▶

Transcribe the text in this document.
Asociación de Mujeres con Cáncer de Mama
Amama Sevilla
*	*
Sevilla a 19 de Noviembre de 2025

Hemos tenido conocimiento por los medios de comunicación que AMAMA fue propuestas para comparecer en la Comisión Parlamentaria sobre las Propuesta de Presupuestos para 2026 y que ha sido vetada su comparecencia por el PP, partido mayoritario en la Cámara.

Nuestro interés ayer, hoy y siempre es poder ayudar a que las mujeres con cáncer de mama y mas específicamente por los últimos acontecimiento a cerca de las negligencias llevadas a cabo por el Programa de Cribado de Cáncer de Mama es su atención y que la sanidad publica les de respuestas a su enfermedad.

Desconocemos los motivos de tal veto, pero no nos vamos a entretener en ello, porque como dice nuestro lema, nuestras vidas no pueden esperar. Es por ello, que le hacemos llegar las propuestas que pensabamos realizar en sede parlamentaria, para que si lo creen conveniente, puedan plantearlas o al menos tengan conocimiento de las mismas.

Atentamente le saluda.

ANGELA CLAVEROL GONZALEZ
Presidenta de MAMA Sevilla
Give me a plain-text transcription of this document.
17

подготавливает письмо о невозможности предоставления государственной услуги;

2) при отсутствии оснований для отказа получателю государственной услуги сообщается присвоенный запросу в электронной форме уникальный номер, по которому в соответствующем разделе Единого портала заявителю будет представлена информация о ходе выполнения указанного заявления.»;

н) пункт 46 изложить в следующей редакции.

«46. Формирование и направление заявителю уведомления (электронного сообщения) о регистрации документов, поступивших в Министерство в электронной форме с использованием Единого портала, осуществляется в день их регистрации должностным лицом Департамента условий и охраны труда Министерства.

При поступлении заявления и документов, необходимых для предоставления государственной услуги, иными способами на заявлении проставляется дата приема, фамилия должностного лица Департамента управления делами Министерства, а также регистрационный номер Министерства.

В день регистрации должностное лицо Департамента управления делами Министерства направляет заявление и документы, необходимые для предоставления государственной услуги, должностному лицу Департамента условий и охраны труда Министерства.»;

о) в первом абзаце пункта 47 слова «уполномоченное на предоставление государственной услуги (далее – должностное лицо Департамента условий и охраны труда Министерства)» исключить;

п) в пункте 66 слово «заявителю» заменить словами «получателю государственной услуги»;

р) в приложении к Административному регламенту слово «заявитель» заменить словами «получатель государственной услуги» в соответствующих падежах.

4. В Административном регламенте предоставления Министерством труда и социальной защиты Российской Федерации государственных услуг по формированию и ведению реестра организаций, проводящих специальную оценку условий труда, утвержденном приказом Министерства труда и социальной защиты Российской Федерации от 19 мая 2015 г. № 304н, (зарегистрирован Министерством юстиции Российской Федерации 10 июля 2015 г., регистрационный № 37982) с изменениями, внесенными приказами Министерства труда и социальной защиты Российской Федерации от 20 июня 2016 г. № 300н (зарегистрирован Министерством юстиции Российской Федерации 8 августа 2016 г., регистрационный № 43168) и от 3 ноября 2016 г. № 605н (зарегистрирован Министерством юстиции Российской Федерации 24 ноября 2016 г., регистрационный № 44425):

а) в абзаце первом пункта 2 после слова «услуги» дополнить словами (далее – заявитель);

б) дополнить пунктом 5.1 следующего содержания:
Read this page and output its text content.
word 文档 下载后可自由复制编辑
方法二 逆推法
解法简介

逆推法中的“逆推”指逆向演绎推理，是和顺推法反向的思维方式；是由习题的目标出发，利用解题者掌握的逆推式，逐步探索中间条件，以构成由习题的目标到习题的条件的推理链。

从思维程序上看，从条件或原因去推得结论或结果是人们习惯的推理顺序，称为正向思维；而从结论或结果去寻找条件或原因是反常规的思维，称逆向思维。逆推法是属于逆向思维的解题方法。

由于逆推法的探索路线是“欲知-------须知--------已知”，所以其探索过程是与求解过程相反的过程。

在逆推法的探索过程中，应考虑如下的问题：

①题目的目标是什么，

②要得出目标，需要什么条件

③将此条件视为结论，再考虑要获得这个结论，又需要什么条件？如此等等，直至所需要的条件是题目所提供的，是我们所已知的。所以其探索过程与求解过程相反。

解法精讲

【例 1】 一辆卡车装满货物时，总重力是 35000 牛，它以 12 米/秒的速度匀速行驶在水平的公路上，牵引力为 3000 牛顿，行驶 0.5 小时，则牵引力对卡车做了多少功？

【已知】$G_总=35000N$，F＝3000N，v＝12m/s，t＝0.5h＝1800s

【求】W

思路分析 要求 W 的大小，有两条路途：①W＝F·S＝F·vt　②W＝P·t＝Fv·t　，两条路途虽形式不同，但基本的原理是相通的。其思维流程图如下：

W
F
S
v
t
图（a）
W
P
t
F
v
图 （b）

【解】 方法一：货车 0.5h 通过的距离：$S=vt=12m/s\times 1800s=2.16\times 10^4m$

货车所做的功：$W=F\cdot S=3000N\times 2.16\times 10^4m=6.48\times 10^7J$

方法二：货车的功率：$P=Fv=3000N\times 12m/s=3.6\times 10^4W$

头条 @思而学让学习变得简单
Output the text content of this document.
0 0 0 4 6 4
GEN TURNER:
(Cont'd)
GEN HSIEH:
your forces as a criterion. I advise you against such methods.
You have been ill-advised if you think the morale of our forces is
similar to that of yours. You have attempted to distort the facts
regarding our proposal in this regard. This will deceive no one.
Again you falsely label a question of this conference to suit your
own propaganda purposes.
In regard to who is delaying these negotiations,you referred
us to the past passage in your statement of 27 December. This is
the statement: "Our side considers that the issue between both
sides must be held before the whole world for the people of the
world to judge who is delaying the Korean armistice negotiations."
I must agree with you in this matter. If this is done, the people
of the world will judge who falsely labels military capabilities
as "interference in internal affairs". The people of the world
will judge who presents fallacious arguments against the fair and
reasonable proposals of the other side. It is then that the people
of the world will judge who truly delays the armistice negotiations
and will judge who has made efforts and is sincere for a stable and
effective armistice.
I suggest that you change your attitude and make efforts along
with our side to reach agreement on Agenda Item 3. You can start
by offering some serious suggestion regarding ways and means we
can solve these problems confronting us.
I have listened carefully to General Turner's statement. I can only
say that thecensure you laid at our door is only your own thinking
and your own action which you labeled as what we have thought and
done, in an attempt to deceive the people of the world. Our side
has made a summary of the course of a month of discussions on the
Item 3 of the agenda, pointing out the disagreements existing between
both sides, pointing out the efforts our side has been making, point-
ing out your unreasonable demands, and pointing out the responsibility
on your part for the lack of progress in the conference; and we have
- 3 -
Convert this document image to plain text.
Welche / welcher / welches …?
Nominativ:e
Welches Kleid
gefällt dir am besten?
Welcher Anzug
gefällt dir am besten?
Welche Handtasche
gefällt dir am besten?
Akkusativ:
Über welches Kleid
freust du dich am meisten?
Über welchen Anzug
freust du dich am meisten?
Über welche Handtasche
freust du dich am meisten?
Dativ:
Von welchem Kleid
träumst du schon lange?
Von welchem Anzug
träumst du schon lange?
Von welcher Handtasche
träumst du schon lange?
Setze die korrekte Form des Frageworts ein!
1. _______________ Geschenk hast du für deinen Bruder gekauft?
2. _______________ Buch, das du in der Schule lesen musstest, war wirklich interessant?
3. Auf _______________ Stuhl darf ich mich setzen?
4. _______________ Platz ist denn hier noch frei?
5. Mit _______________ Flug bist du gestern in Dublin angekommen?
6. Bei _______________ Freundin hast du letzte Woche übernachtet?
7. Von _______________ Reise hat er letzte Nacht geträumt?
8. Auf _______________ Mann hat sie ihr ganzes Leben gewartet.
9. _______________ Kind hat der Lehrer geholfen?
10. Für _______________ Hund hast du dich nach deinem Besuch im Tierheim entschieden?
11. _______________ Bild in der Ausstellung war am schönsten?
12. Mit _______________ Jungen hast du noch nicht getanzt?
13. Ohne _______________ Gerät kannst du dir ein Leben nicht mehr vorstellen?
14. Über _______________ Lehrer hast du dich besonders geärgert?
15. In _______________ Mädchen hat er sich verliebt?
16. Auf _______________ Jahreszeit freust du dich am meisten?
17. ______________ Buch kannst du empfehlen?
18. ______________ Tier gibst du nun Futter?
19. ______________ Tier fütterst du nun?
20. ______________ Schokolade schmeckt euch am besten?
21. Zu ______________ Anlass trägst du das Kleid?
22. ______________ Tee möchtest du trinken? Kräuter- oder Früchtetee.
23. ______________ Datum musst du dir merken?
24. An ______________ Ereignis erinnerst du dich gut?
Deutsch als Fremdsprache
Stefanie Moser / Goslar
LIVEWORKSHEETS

◀

_Given problem_
Of the lines in this data, how many contain "Kleid"? Reply with only the number.

_Reply_
4